◆ **Exercise brief**
Filter these entries so that only lines with the word "disabled" remain.

[Start of Material for this task]

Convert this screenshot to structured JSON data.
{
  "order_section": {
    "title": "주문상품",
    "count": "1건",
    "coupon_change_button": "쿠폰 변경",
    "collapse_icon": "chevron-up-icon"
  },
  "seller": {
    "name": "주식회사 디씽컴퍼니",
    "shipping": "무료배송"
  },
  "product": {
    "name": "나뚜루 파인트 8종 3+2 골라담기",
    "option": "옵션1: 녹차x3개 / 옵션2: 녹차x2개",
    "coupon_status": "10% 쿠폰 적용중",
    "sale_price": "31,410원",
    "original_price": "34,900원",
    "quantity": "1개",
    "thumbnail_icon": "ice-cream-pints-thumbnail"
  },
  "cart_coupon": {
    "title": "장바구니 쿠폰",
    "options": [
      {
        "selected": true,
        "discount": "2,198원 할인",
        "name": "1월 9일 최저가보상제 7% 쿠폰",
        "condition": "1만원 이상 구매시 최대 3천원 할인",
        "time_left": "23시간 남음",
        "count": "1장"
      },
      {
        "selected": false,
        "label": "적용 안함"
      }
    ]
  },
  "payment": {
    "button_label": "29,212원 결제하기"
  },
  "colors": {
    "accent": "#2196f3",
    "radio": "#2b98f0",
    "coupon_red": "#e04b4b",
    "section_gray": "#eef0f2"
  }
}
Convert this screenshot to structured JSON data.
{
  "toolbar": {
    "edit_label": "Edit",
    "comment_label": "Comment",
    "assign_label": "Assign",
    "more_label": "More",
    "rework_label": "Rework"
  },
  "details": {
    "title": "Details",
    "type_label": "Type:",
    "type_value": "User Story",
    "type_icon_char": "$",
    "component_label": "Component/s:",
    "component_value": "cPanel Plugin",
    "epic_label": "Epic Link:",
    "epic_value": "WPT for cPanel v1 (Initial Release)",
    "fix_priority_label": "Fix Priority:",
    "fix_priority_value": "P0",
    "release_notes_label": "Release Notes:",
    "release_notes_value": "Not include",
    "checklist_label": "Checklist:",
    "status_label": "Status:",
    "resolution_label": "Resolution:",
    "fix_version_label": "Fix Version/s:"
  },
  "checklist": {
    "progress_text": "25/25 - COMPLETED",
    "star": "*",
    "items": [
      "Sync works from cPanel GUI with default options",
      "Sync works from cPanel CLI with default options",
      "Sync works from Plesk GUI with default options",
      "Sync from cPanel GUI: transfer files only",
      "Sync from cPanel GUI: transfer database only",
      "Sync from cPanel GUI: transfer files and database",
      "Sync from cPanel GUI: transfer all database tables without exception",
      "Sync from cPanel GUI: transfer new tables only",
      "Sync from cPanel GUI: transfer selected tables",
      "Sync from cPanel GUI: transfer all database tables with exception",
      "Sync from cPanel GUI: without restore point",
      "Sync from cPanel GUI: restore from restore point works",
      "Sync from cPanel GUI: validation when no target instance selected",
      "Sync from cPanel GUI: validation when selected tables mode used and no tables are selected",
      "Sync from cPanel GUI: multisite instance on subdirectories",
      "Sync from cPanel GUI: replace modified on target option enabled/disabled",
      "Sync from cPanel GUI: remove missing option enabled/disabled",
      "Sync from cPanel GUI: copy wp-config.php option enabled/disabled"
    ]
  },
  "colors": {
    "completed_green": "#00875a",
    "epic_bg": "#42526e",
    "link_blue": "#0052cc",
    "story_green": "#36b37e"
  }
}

[End of Material for this task]
[Start of Material for this task]

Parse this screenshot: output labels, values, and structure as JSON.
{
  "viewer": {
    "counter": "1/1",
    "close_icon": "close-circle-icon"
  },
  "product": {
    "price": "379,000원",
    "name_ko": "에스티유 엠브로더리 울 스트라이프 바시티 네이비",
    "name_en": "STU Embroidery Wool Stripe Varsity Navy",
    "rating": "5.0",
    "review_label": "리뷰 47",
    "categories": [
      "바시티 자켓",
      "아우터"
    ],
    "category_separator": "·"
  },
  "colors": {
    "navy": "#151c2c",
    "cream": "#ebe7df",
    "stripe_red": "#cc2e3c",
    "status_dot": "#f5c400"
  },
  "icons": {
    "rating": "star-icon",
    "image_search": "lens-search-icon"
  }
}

[End of Material for this task]
[Start of Material for this task]

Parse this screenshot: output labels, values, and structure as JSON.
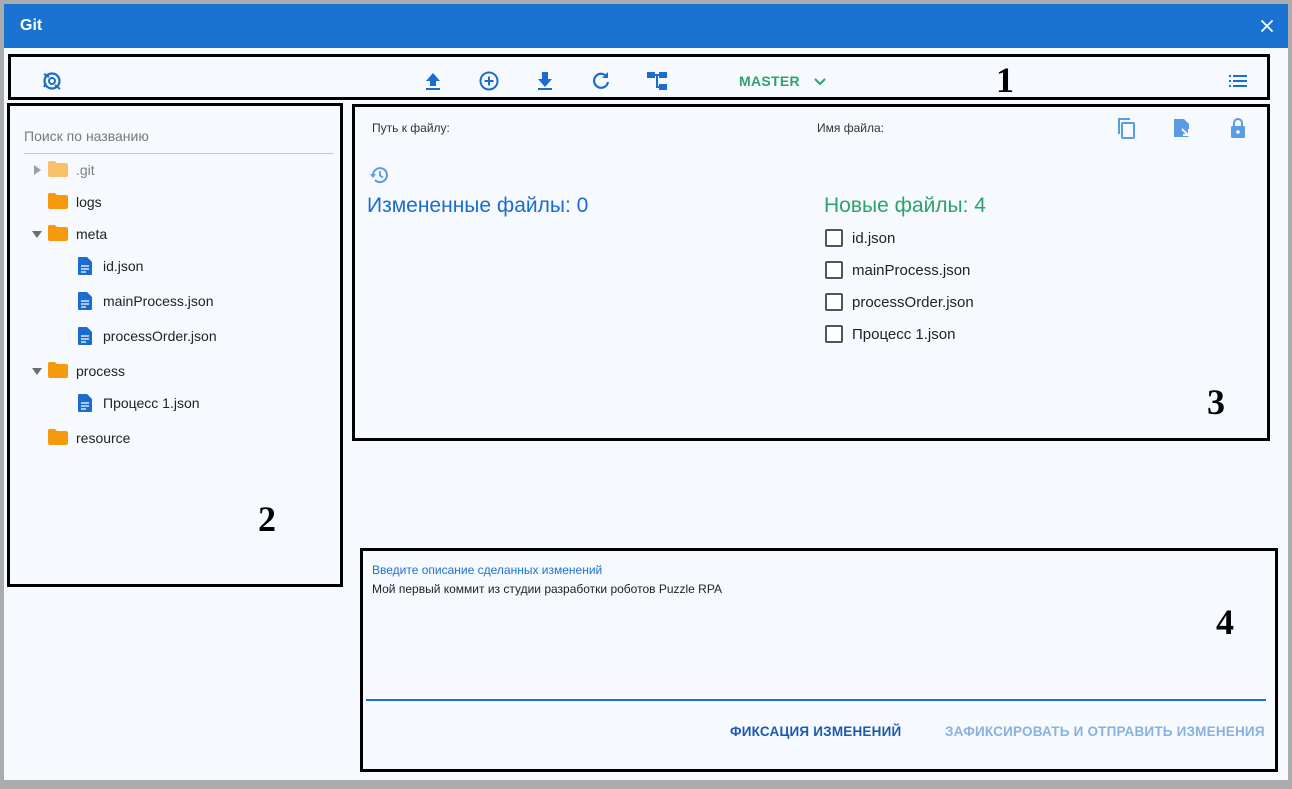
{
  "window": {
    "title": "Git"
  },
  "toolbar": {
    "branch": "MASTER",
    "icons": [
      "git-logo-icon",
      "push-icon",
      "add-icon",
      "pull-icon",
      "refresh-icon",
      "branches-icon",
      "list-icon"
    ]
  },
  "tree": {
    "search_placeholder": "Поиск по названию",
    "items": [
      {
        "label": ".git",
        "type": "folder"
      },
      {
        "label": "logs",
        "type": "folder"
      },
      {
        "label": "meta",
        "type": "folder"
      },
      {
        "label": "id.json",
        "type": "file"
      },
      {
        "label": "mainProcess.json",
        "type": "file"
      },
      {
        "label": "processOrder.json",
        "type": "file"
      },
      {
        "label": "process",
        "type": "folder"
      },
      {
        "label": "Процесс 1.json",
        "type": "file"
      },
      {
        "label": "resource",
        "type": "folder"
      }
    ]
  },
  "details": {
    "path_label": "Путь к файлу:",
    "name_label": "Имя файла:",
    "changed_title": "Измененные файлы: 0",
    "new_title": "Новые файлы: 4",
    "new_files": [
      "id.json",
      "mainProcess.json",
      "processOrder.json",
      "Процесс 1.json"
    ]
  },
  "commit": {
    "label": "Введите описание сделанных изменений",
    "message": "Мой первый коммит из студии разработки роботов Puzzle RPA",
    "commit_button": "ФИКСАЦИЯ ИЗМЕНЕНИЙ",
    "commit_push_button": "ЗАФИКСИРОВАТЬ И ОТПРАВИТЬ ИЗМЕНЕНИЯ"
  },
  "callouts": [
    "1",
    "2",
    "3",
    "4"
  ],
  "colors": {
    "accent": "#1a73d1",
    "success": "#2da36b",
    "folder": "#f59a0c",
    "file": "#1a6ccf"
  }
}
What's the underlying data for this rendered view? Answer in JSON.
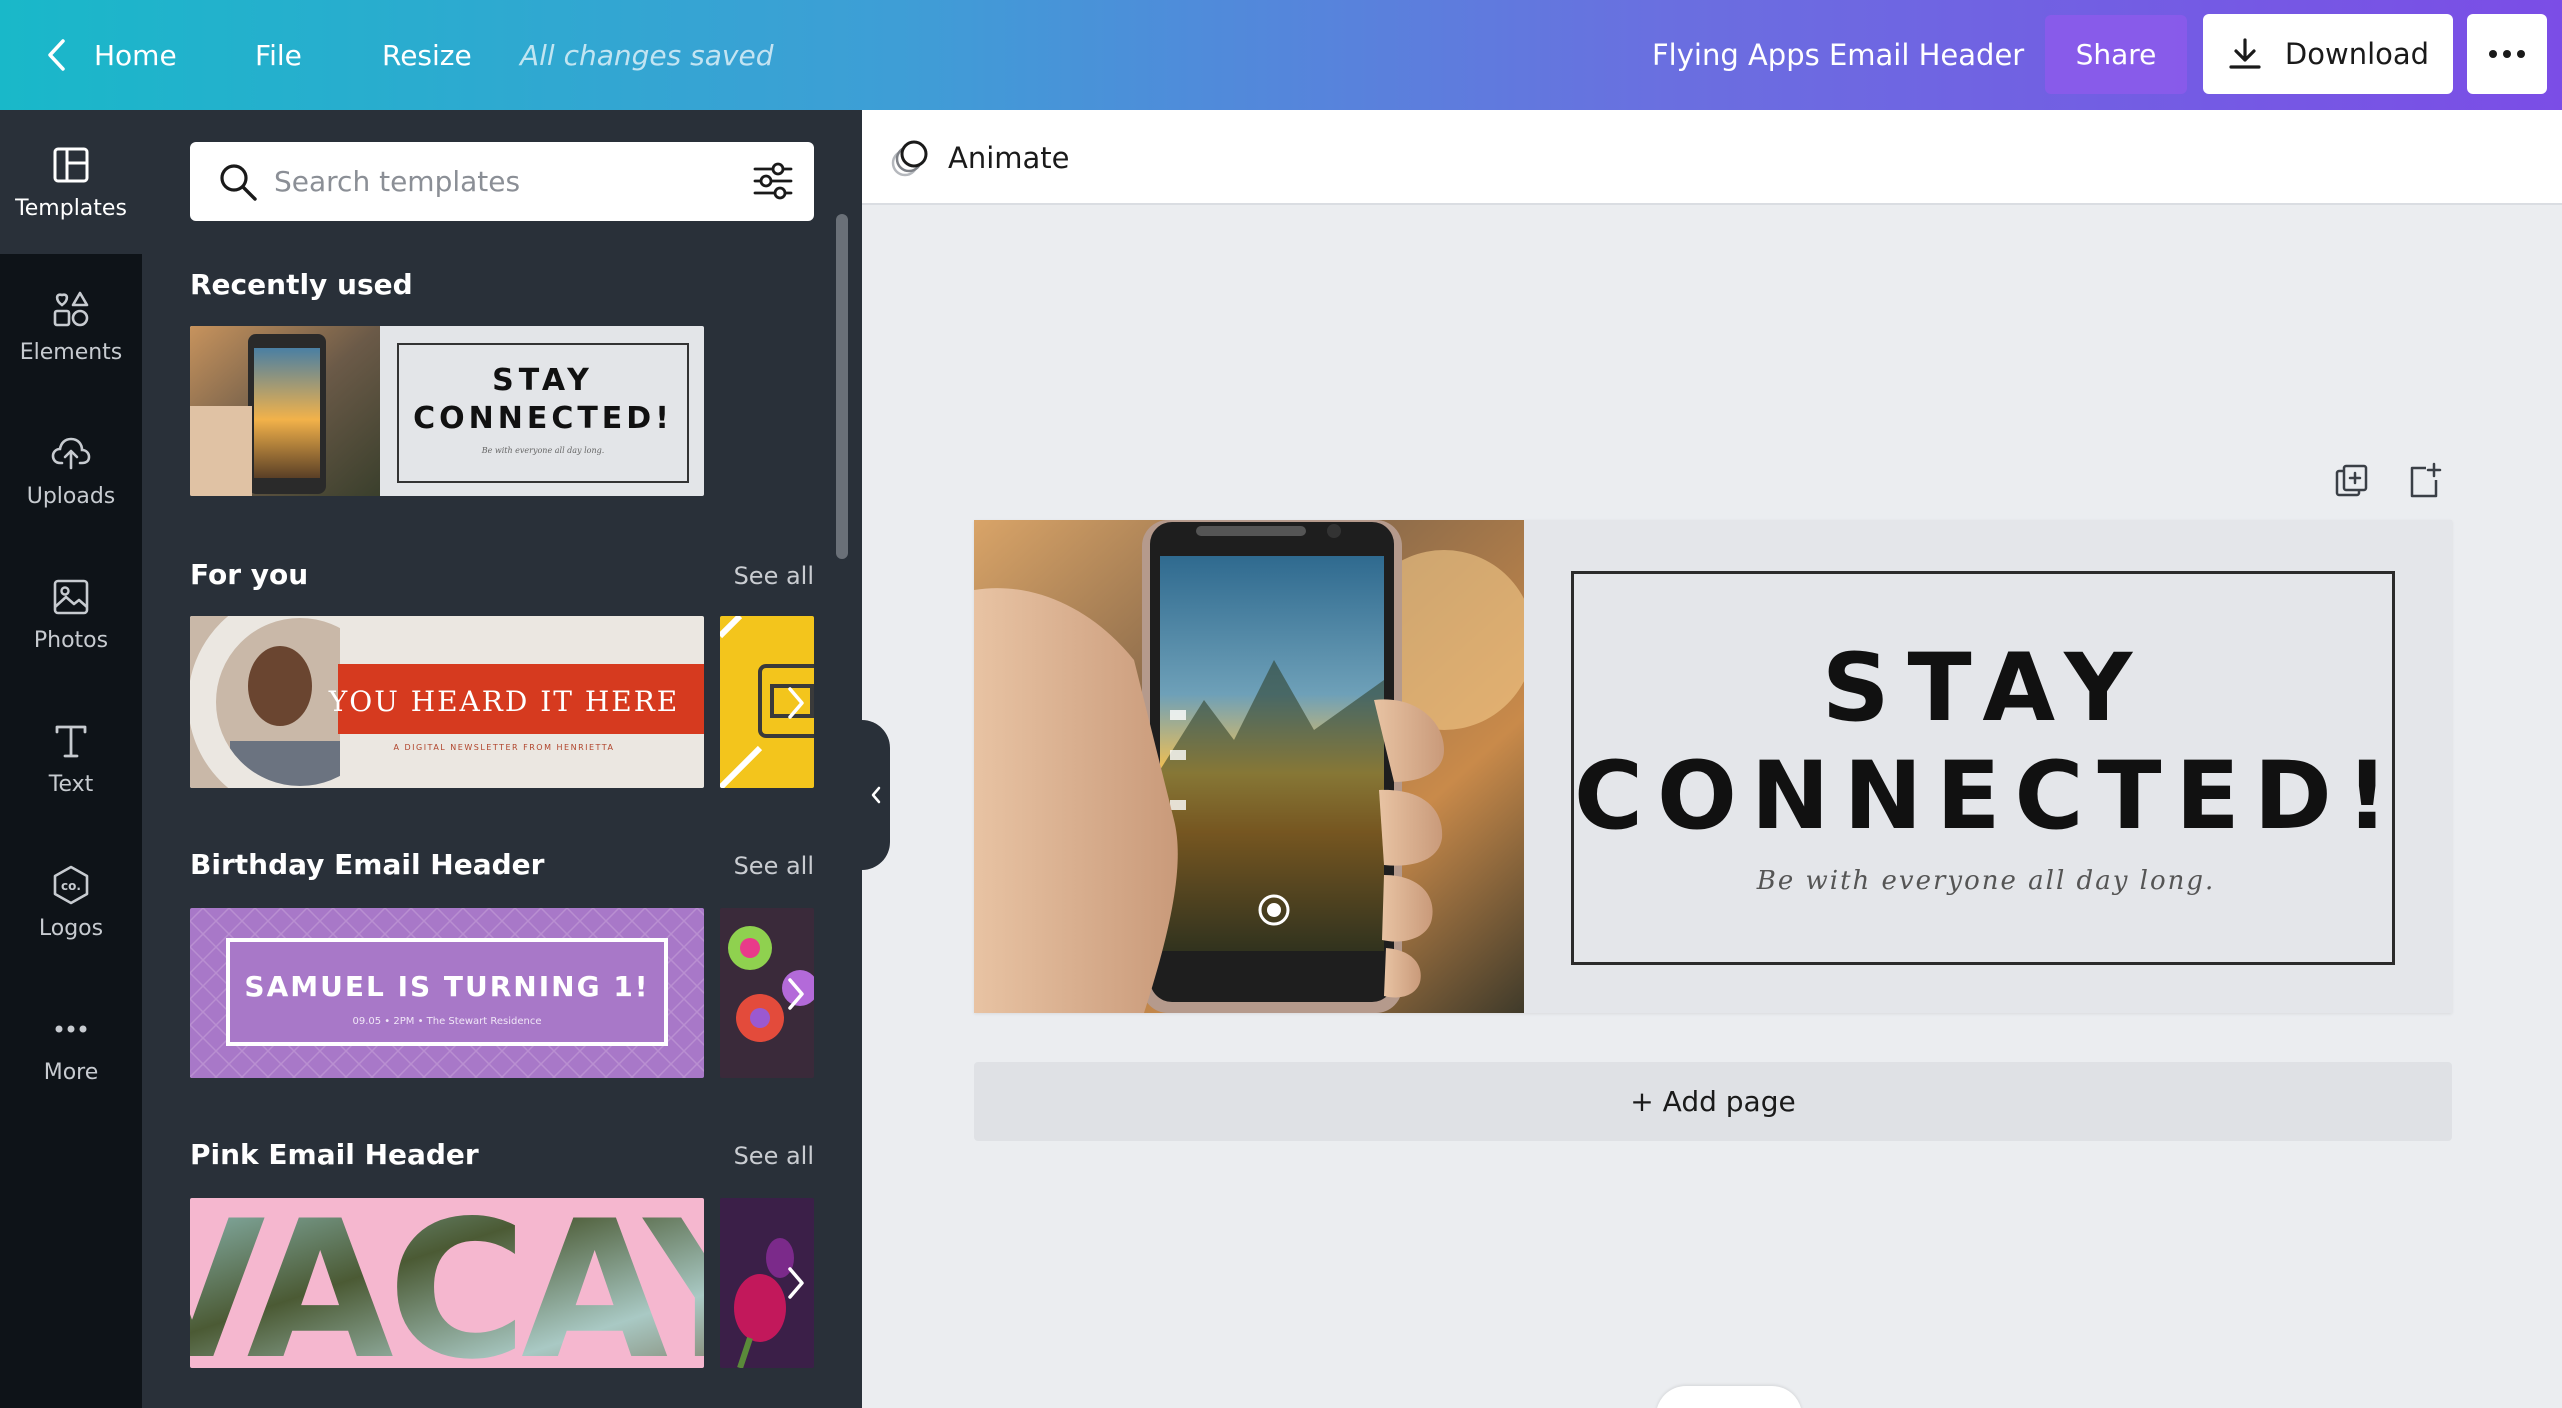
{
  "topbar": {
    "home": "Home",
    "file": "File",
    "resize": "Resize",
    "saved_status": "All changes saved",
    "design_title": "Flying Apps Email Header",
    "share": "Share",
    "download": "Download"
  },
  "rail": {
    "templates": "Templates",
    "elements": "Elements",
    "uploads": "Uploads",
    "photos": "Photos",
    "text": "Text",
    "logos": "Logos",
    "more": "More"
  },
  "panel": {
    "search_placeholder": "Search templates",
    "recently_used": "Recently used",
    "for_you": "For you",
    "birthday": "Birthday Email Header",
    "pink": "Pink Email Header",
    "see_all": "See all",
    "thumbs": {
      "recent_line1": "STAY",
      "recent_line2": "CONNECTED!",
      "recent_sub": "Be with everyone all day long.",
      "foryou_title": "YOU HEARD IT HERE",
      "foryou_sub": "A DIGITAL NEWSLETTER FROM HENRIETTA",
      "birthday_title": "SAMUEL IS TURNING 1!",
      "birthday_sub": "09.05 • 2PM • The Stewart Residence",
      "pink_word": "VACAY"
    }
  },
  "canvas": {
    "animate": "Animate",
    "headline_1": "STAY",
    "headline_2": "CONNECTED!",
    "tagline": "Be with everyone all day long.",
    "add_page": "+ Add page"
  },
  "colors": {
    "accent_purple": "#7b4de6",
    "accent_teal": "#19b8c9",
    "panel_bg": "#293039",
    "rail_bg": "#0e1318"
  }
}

[End of Material for this task]

◆ **Result of this exercise**
      "Sync from cPanel GUI: replace modified on target option enabled/disabled",
      "Sync from cPanel GUI: remove missing option enabled/disabled",
      "Sync from cPanel GUI: copy wp-config.php option enabled/disabled"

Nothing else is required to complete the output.